◆ Written instruction: Rename "morris-piece-light" to "morris-piece-white" in the rows from the start of the rows through the line containing "Segment this screenshot: for", and give those lines back with nothing else changed. Leave the pictures out of your answer.

[Element position data]
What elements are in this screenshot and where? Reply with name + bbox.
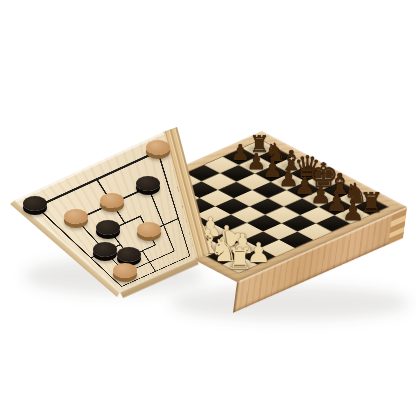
morris-piece-light-d6 — [100, 193, 124, 208]
morris-piece-light-g7 — [146, 140, 170, 155]
morris-piece-light-e4 — [137, 222, 161, 237]
morris-piece-black-b4 — [93, 242, 117, 257]
morris-piece-black-c5 — [96, 220, 120, 235]
product-photo-wooden-game-set: { "scene": { "description": "Overhead-an… — [0, 0, 416, 416]
morris-board — [15, 132, 196, 292]
morris-lid-layer — [0, 0, 416, 416]
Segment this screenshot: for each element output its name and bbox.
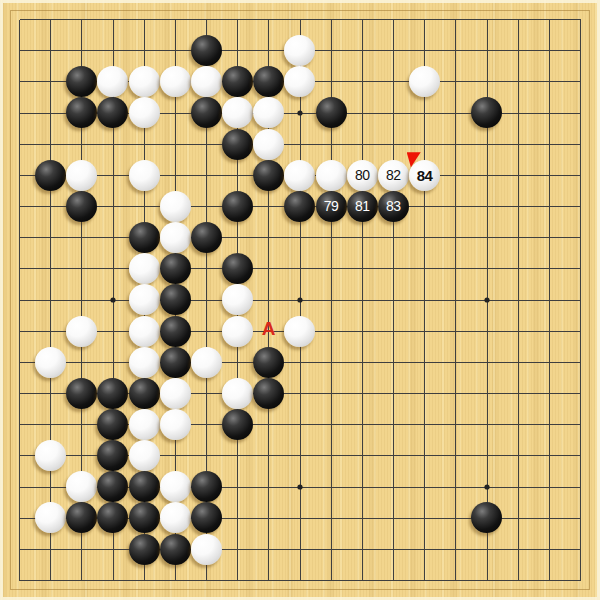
- stone-black[interactable]: [66, 378, 97, 409]
- move-number: 80: [355, 168, 370, 182]
- stone-black[interactable]: [35, 160, 66, 191]
- stone-black[interactable]: [160, 253, 191, 284]
- stone-black[interactable]: [191, 35, 222, 66]
- stone-black[interactable]: [129, 378, 160, 409]
- stone-white[interactable]: [35, 347, 66, 378]
- stone-white[interactable]: [66, 160, 97, 191]
- stone-white[interactable]: [160, 222, 191, 253]
- stone-black[interactable]: [97, 409, 128, 440]
- stone-black[interactable]: [66, 66, 97, 97]
- stone-black[interactable]: [191, 502, 222, 533]
- stone-black[interactable]: [97, 471, 128, 502]
- stone-white[interactable]: [160, 409, 191, 440]
- stone-white[interactable]: [222, 284, 253, 315]
- move-number: 83: [386, 199, 401, 213]
- stone-black[interactable]: [97, 97, 128, 128]
- stone-black[interactable]: [66, 502, 97, 533]
- stone-white[interactable]: 80: [347, 160, 378, 191]
- stone-white[interactable]: [191, 534, 222, 565]
- stone-white[interactable]: [129, 284, 160, 315]
- stone-black[interactable]: [222, 66, 253, 97]
- move-number: 82: [386, 168, 401, 182]
- stone-white[interactable]: [129, 347, 160, 378]
- stone-white[interactable]: [191, 66, 222, 97]
- stone-white[interactable]: [129, 97, 160, 128]
- stone-black[interactable]: [253, 160, 284, 191]
- stone-white[interactable]: [129, 160, 160, 191]
- stone-white[interactable]: 82: [378, 160, 409, 191]
- stone-black[interactable]: [129, 222, 160, 253]
- stone-black[interactable]: [191, 97, 222, 128]
- stone-white[interactable]: [316, 160, 347, 191]
- stone-white[interactable]: [284, 35, 315, 66]
- stone-black[interactable]: [253, 66, 284, 97]
- stone-white[interactable]: [35, 502, 66, 533]
- stone-black[interactable]: [160, 347, 191, 378]
- go-board[interactable]: A 808284798183: [4, 4, 596, 596]
- stone-white[interactable]: [160, 66, 191, 97]
- stone-black[interactable]: 81: [347, 191, 378, 222]
- stone-white[interactable]: 84: [409, 160, 440, 191]
- stone-black[interactable]: [222, 129, 253, 160]
- stone-white[interactable]: [284, 316, 315, 347]
- stone-white[interactable]: [160, 471, 191, 502]
- stone-white[interactable]: [284, 160, 315, 191]
- stone-white[interactable]: [253, 129, 284, 160]
- stone-white[interactable]: [160, 191, 191, 222]
- stone-white[interactable]: [284, 66, 315, 97]
- stone-black[interactable]: [253, 378, 284, 409]
- stone-black[interactable]: [97, 502, 128, 533]
- stone-white[interactable]: [35, 440, 66, 471]
- stone-white[interactable]: [129, 409, 160, 440]
- stone-black[interactable]: 79: [316, 191, 347, 222]
- stone-white[interactable]: [160, 378, 191, 409]
- stone-white[interactable]: [66, 316, 97, 347]
- stone-white[interactable]: [222, 97, 253, 128]
- stone-black[interactable]: [222, 253, 253, 284]
- stone-white[interactable]: [191, 347, 222, 378]
- move-number: 81: [355, 199, 370, 213]
- stone-white[interactable]: [97, 66, 128, 97]
- go-board-screenshot: A 808284798183: [0, 0, 600, 600]
- stone-white[interactable]: [66, 471, 97, 502]
- stone-black[interactable]: [66, 97, 97, 128]
- stone-black[interactable]: [129, 502, 160, 533]
- stone-black[interactable]: [222, 191, 253, 222]
- stone-white[interactable]: [129, 316, 160, 347]
- stone-black[interactable]: [160, 316, 191, 347]
- stone-black[interactable]: [222, 409, 253, 440]
- stone-black[interactable]: [253, 347, 284, 378]
- stone-black[interactable]: [129, 534, 160, 565]
- stone-white[interactable]: [409, 66, 440, 97]
- stone-black[interactable]: [471, 502, 502, 533]
- stone-black[interactable]: [97, 440, 128, 471]
- stone-black[interactable]: [97, 378, 128, 409]
- label-a-marker: A: [253, 316, 284, 347]
- stone-white[interactable]: [129, 253, 160, 284]
- stone-white[interactable]: [222, 378, 253, 409]
- stone-black[interactable]: [471, 97, 502, 128]
- stone-black[interactable]: [129, 471, 160, 502]
- stone-black[interactable]: [316, 97, 347, 128]
- move-number: 79: [324, 199, 339, 213]
- stone-white[interactable]: [253, 97, 284, 128]
- stone-black[interactable]: [191, 471, 222, 502]
- stone-white[interactable]: [129, 66, 160, 97]
- stone-white[interactable]: [160, 502, 191, 533]
- stone-black[interactable]: [160, 284, 191, 315]
- stone-black[interactable]: 83: [378, 191, 409, 222]
- stone-black[interactable]: [160, 534, 191, 565]
- stone-white[interactable]: [222, 316, 253, 347]
- stone-black[interactable]: [191, 222, 222, 253]
- stone-white[interactable]: [129, 440, 160, 471]
- move-number: 84: [417, 168, 433, 183]
- stone-black[interactable]: [66, 191, 97, 222]
- stone-black[interactable]: [284, 191, 315, 222]
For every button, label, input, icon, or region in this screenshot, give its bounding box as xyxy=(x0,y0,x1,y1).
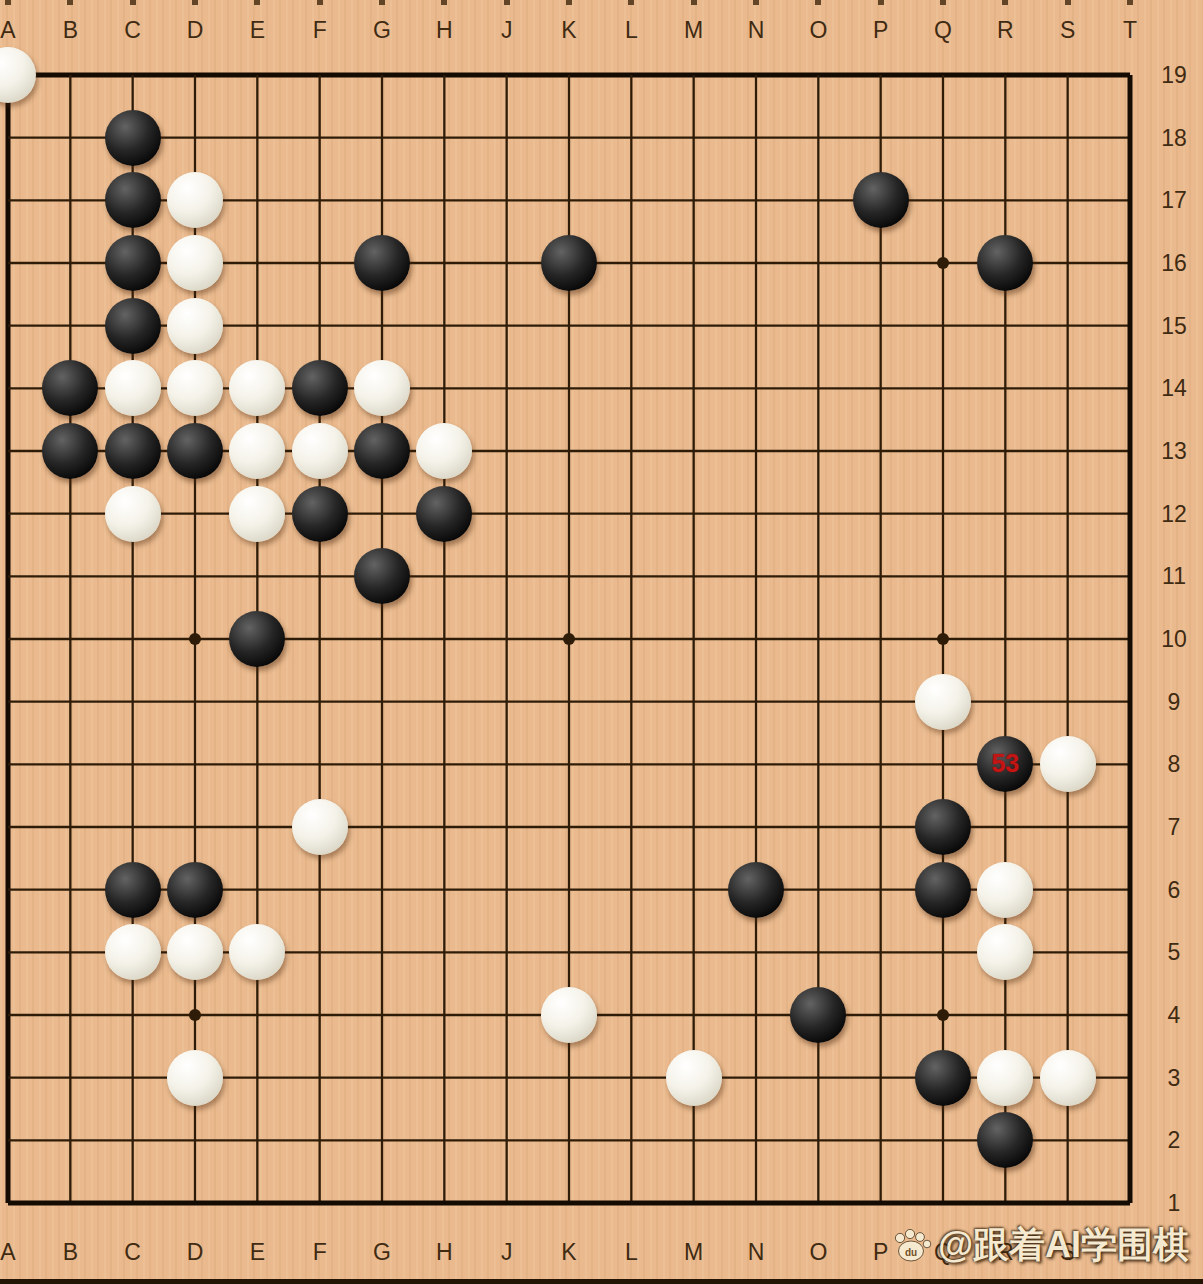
stone-white-Q9 xyxy=(915,674,971,730)
row-label-18: 18 xyxy=(1161,126,1187,149)
stone-white-G14 xyxy=(354,360,410,416)
col-label-G: G xyxy=(373,19,391,42)
col-label-H: H xyxy=(436,19,453,42)
col-label-F: F xyxy=(313,1241,327,1264)
col-label-O: O xyxy=(809,1241,827,1264)
stone-black-R16 xyxy=(977,235,1033,291)
bottom-edge-line xyxy=(0,1279,1203,1284)
stone-black-F12 xyxy=(292,486,348,542)
col-label-R: R xyxy=(997,19,1014,42)
stone-white-E12 xyxy=(229,486,285,542)
stone-black-D6 xyxy=(167,862,223,918)
row-label-15: 15 xyxy=(1161,314,1187,337)
top-tick xyxy=(566,0,572,5)
col-label-H: H xyxy=(436,1241,453,1264)
stone-white-E13 xyxy=(229,423,285,479)
col-label-T: T xyxy=(1123,19,1137,42)
stone-white-K4 xyxy=(541,987,597,1043)
col-label-P: P xyxy=(873,19,888,42)
top-tick xyxy=(317,0,323,5)
row-label-9: 9 xyxy=(1168,690,1181,713)
stone-white-S3 xyxy=(1040,1050,1096,1106)
row-label-10: 10 xyxy=(1161,628,1187,651)
top-tick xyxy=(1002,0,1008,5)
col-label-Q: Q xyxy=(934,19,952,42)
top-tick xyxy=(130,0,136,5)
stone-black-F14 xyxy=(292,360,348,416)
row-label-5: 5 xyxy=(1168,941,1181,964)
row-label-6: 6 xyxy=(1168,878,1181,901)
col-label-M: M xyxy=(684,1241,703,1264)
star-point-Q16 xyxy=(937,257,949,269)
top-tick xyxy=(1065,0,1071,5)
top-tick xyxy=(815,0,821,5)
row-label-3: 3 xyxy=(1168,1066,1181,1089)
col-label-S: S xyxy=(1060,1241,1075,1264)
stone-white-H13 xyxy=(416,423,472,479)
stone-white-S8 xyxy=(1040,736,1096,792)
top-tick xyxy=(5,0,11,5)
col-label-A: A xyxy=(0,1241,15,1264)
top-tick xyxy=(504,0,510,5)
col-label-F: F xyxy=(313,19,327,42)
col-label-K: K xyxy=(561,19,576,42)
stone-white-D16 xyxy=(167,235,223,291)
stone-black-G16 xyxy=(354,235,410,291)
stone-black-B13 xyxy=(42,423,98,479)
stone-black-Q7 xyxy=(915,799,971,855)
stone-white-D15 xyxy=(167,298,223,354)
top-tick xyxy=(254,0,260,5)
stone-black-C13 xyxy=(105,423,161,479)
stone-white-R3 xyxy=(977,1050,1033,1106)
col-label-K: K xyxy=(561,1241,576,1264)
col-label-T: T xyxy=(1123,1241,1137,1264)
col-label-R: R xyxy=(997,1241,1014,1264)
top-tick xyxy=(753,0,759,5)
stone-black-E10 xyxy=(229,611,285,667)
top-tick xyxy=(379,0,385,5)
stone-white-F7 xyxy=(292,799,348,855)
col-label-D: D xyxy=(187,19,204,42)
row-label-17: 17 xyxy=(1161,189,1187,212)
top-tick xyxy=(940,0,946,5)
row-label-13: 13 xyxy=(1161,440,1187,463)
stone-white-D17 xyxy=(167,172,223,228)
top-tick xyxy=(878,0,884,5)
stone-black-G11 xyxy=(354,548,410,604)
stone-black-C18 xyxy=(105,110,161,166)
top-tick xyxy=(67,0,73,5)
col-label-J: J xyxy=(501,1241,513,1264)
col-label-L: L xyxy=(625,19,638,42)
stone-black-K16 xyxy=(541,235,597,291)
star-point-Q4 xyxy=(937,1009,949,1021)
col-label-M: M xyxy=(684,19,703,42)
col-label-B: B xyxy=(63,19,78,42)
star-point-D10 xyxy=(189,633,201,645)
stone-white-D5 xyxy=(167,924,223,980)
stone-black-G13 xyxy=(354,423,410,479)
stone-black-C17 xyxy=(105,172,161,228)
col-label-C: C xyxy=(124,19,141,42)
stone-black-N6 xyxy=(728,862,784,918)
stone-black-D13 xyxy=(167,423,223,479)
col-label-E: E xyxy=(250,1241,265,1264)
col-label-E: E xyxy=(250,19,265,42)
top-tick xyxy=(441,0,447,5)
col-label-Q: Q xyxy=(934,1241,952,1264)
col-label-D: D xyxy=(187,1241,204,1264)
row-label-4: 4 xyxy=(1168,1004,1181,1027)
stone-white-C5 xyxy=(105,924,161,980)
row-label-1: 1 xyxy=(1168,1192,1181,1215)
stone-black-Q3 xyxy=(915,1050,971,1106)
star-point-D4 xyxy=(189,1009,201,1021)
go-board-screenshot: ABCDEFGHJKLMNOPQRST ABCDEFGHJKLMNOPQRST … xyxy=(0,0,1203,1284)
stone-white-D14 xyxy=(167,360,223,416)
col-label-J: J xyxy=(501,19,513,42)
col-label-G: G xyxy=(373,1241,391,1264)
col-label-A: A xyxy=(0,19,15,42)
row-label-8: 8 xyxy=(1168,753,1181,776)
col-label-S: S xyxy=(1060,19,1075,42)
stone-white-M3 xyxy=(666,1050,722,1106)
row-label-11: 11 xyxy=(1162,565,1186,588)
top-tick xyxy=(628,0,634,5)
stone-white-F13 xyxy=(292,423,348,479)
top-tick xyxy=(1127,0,1133,5)
col-label-B: B xyxy=(63,1241,78,1264)
stone-black-C6 xyxy=(105,862,161,918)
row-label-2: 2 xyxy=(1168,1129,1181,1152)
star-point-Q10 xyxy=(937,633,949,645)
stone-white-D3 xyxy=(167,1050,223,1106)
col-label-P: P xyxy=(873,1241,888,1264)
star-point-K10 xyxy=(563,633,575,645)
col-label-C: C xyxy=(124,1241,141,1264)
row-label-14: 14 xyxy=(1161,377,1187,400)
stone-white-C14 xyxy=(105,360,161,416)
row-label-16: 16 xyxy=(1161,252,1187,275)
stone-black-C16 xyxy=(105,235,161,291)
col-label-N: N xyxy=(748,1241,765,1264)
col-label-N: N xyxy=(748,19,765,42)
stone-white-R6 xyxy=(977,862,1033,918)
stone-black-C15 xyxy=(105,298,161,354)
row-label-19: 19 xyxy=(1161,64,1187,87)
col-label-O: O xyxy=(809,19,827,42)
stone-black-Q6 xyxy=(915,862,971,918)
top-tick xyxy=(192,0,198,5)
stone-white-C12 xyxy=(105,486,161,542)
row-label-7: 7 xyxy=(1168,816,1181,839)
top-tick xyxy=(691,0,697,5)
stone-black-P17 xyxy=(853,172,909,228)
last-move-number: 53 xyxy=(991,749,1019,778)
col-label-L: L xyxy=(625,1241,638,1264)
row-label-12: 12 xyxy=(1161,502,1187,525)
stone-black-H12 xyxy=(416,486,472,542)
stone-black-O4 xyxy=(790,987,846,1043)
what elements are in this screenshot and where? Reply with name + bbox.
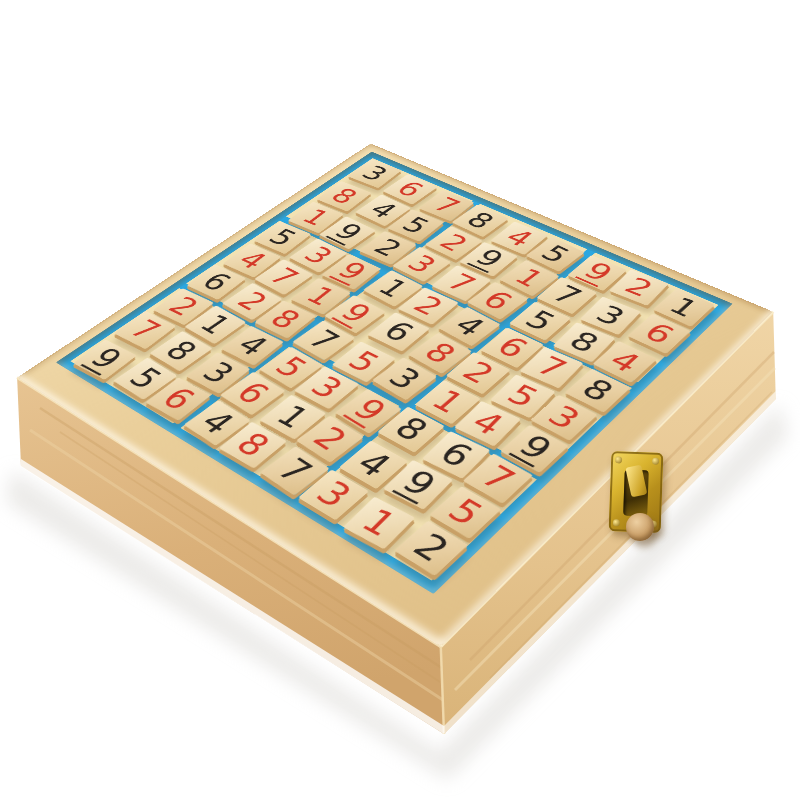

◆ Exercise output:
What elements are in this screenshot and where? Reply with name + bbox.
morris-piece-white-d6 — [100, 193, 124, 208]
morris-piece-white-g7 — [146, 140, 170, 155]
morris-piece-white-e4 — [137, 222, 161, 237]
morris-piece-black-b4 — [93, 242, 117, 257]
morris-piece-black-c5 — [96, 220, 120, 235]
product-photo-wooden-game-set: { "scene": { "description": "Overhead-an… — [0, 0, 416, 416]
morris-board — [15, 132, 196, 292]
morris-lid-layer — [0, 0, 416, 416]
Segment this screenshot: for each element output its name and bbox.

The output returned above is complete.